----- Information supplied -----
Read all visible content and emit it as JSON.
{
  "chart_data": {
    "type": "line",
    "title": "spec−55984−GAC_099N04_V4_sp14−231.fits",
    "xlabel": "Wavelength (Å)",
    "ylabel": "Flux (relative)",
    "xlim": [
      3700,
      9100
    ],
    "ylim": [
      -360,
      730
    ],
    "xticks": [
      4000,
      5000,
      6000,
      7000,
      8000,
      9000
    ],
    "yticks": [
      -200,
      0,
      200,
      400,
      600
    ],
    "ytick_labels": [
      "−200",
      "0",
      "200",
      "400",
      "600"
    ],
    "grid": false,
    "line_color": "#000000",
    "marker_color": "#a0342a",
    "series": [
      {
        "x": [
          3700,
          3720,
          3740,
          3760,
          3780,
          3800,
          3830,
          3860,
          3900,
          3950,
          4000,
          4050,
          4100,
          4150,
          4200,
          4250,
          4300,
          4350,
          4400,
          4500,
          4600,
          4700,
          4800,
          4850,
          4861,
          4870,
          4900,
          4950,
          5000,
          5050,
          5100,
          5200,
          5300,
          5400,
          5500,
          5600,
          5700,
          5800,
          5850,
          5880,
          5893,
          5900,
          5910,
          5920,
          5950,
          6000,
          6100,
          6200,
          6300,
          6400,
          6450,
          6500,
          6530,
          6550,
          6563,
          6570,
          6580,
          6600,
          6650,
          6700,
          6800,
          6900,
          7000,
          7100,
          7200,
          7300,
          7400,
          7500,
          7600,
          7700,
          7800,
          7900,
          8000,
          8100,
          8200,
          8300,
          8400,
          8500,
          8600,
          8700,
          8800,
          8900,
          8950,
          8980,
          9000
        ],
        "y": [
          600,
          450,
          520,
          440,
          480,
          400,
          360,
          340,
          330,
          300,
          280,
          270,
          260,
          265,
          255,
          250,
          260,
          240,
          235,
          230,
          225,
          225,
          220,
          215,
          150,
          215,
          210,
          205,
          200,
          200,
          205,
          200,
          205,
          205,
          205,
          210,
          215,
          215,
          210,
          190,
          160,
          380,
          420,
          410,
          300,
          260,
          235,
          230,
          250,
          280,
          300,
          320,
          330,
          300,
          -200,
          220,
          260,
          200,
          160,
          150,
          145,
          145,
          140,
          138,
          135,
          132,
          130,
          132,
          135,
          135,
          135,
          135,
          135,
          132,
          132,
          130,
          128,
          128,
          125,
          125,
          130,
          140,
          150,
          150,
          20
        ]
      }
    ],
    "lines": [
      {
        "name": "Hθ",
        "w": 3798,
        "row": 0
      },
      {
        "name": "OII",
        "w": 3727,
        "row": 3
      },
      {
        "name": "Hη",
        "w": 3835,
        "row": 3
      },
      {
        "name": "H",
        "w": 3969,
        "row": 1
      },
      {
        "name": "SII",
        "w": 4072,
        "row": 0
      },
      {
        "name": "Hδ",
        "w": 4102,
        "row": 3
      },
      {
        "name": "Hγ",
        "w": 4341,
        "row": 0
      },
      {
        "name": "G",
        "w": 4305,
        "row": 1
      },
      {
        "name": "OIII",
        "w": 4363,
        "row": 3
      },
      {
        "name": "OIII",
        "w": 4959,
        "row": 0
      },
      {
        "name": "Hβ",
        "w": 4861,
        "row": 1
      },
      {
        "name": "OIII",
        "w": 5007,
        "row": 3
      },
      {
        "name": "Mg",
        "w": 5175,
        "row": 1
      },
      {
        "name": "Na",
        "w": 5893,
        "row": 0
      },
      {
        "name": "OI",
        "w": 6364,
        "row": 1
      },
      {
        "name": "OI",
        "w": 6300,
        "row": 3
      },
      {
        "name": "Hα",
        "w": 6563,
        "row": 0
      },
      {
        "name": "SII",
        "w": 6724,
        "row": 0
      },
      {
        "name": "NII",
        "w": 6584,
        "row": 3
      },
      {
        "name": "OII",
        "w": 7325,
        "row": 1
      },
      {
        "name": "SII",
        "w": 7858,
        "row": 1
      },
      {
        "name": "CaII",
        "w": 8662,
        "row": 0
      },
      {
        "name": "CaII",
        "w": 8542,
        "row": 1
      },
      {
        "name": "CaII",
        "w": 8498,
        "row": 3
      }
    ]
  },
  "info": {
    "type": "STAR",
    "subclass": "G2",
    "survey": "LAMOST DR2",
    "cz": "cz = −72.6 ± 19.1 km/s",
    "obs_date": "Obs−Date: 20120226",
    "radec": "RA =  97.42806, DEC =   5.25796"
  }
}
-----
Objective
Print the material verbatim, all of it.

The output
Read all visible content and emit it as JSON.
{
  "chart_data": {
    "type": "line",
    "title": "spec−55984−GAC_099N04_V4_sp14−231.fits",
    "xlabel": "Wavelength (Å)",
    "ylabel": "Flux (relative)",
    "xlim": [
      3700,
      9100
    ],
    "ylim": [
      -360,
      730
    ],
    "xticks": [
      4000,
      5000,
      6000,
      7000,
      8000,
      9000
    ],
    "yticks": [
      -200,
      0,
      200,
      400,
      600
    ],
    "ytick_labels": [
      "−200",
      "0",
      "200",
      "400",
      "600"
    ],
    "grid": false,
    "line_color": "#000000",
    "marker_color": "#a0342a",
    "series": [
      {
        "x": [
          3700,
          3720,
          3740,
          3760,
          3780,
          3800,
          3830,
          3860,
          3900,
          3950,
          4000,
          4050,
          4100,
          4150,
          4200,
          4250,
          4300,
          4350,
          4400,
          4500,
          4600,
          4700,
          4800,
          4850,
          4861,
          4870,
          4900,
          4950,
          5000,
          5050,
          5100,
          5200,
          5300,
          5400,
          5500,
          5600,
          5700,
          5800,
          5850,
          5880,
          5893,
          5900,
          5910,
          5920,
          5950,
          6000,
          6100,
          6200,
          6300,
          6400,
          6450,
          6500,
          6530,
          6550,
          6563,
          6570,
          6580,
          6600,
          6650,
          6700,
          6800,
          6900,
          7000,
          7100,
          7200,
          7300,
          7400,
          7500,
          7600,
          7700,
          7800,
          7900,
          8000,
          8100,
          8200,
          8300,
          8400,
          8500,
          8600,
          8700,
          8800,
          8900,
          8950,
          8980,
          9000
        ],
        "y": [
          600,
          450,
          520,
          440,
          480,
          400,
          360,
          340,
          330,
          300,
          280,
          270,
          260,
          265,
          255,
          250,
          260,
          240,
          235,
          230,
          225,
          225,
          220,
          215,
          150,
          215,
          210,
          205,
          200,
          200,
          205,
          200,
          205,
          205,
          205,
          210,
          215,
          215,
          210,
          190,
          160,
          380,
          420,
          410,
          300,
          260,
          235,
          230,
          250,
          280,
          300,
          320,
          330,
          300,
          -200,
          220,
          260,
          200,
          160,
          150,
          145,
          145,
          140,
          138,
          135,
          132,
          130,
          132,
          135,
          135,
          135,
          135,
          135,
          132,
          132,
          130,
          128,
          128,
          125,
          125,
          130,
          140,
          150,
          150,
          20
        ]
      }
    ],
    "lines": [
      {
        "name": "Hθ",
        "w": 3798,
        "row": 0
      },
      {
        "name": "OII",
        "w": 3727,
        "row": 3
      },
      {
        "name": "Hη",
        "w": 3835,
        "row": 3
      },
      {
        "name": "H",
        "w": 3969,
        "row": 1
      },
      {
        "name": "SII",
        "w": 4072,
        "row": 0
      },
      {
        "name": "Hδ",
        "w": 4102,
        "row": 3
      },
      {
        "name": "Hγ",
        "w": 4341,
        "row": 0
      },
      {
        "name": "G",
        "w": 4305,
        "row": 1
      },
      {
        "name": "OIII",
        "w": 4363,
        "row": 3
      },
      {
        "name": "OIII",
        "w": 4959,
        "row": 0
      },
      {
        "name": "Hβ",
        "w": 4861,
        "row": 1
      },
      {
        "name": "OIII",
        "w": 5007,
        "row": 3
      },
      {
        "name": "Mg",
        "w": 5175,
        "row": 1
      },
      {
        "name": "Na",
        "w": 5893,
        "row": 0
      },
      {
        "name": "OI",
        "w": 6364,
        "row": 1
      },
      {
        "name": "OI",
        "w": 6300,
        "row": 3
      },
      {
        "name": "Hα",
        "w": 6563,
        "row": 0
      },
      {
        "name": "SII",
        "w": 6724,
        "row": 0
      },
      {
        "name": "NII",
        "w": 6584,
        "row": 3
      },
      {
        "name": "OII",
        "w": 7325,
        "row": 1
      },
      {
        "name": "SII",
        "w": 7858,
        "row": 1
      },
      {
        "name": "CaII",
        "w": 8662,
        "row": 0
      },
      {
        "name": "CaII",
        "w": 8542,
        "row": 1
      },
      {
        "name": "CaII",
        "w": 8498,
        "row": 3
      }
    ]
  },
  "info": {
    "type": "STAR",
    "subclass": "G2",
    "survey": "LAMOST DR2",
    "cz": "cz = −72.6 ± 19.1 km/s",
    "obs_date": "Obs−Date: 20120226",
    "radec": "RA =  97.42806, DEC =   5.25796"
  }
}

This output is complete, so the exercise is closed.